---- Raw records

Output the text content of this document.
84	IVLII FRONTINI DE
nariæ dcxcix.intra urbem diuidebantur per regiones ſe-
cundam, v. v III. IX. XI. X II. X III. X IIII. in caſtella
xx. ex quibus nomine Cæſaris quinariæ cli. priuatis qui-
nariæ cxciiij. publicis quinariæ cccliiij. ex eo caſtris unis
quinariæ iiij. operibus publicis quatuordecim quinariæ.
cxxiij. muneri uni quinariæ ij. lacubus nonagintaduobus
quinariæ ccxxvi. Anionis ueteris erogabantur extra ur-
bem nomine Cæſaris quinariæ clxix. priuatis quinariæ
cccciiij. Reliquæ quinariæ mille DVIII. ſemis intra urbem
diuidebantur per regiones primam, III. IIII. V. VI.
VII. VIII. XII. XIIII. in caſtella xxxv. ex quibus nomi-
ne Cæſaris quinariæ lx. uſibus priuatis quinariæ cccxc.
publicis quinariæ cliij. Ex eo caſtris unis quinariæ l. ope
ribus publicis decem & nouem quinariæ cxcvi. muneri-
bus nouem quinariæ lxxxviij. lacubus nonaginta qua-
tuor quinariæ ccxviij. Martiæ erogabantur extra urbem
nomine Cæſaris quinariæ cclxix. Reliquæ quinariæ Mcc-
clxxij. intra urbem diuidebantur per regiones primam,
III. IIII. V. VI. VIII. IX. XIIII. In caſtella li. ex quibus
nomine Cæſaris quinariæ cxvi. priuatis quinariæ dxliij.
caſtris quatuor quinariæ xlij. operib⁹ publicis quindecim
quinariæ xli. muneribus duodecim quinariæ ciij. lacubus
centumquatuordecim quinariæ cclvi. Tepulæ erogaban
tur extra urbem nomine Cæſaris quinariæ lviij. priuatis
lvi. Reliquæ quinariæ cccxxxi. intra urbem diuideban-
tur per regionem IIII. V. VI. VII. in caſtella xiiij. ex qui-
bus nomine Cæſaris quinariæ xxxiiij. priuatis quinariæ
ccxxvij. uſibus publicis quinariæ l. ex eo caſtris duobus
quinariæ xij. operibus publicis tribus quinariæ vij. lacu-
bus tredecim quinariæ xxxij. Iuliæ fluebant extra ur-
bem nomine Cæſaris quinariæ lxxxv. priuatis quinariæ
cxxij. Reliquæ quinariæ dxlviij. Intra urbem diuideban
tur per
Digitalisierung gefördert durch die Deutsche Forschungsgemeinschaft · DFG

--------

• _Objective_: Pick out the lines above containing the word "erogabantur", then copy them.

• _Solution to this problem_:
quinariæ ccxxvi. Anionis ueteris erogabantur extra ur-
tuor quinariæ ccxviij. Martiæ erogabantur extra urbem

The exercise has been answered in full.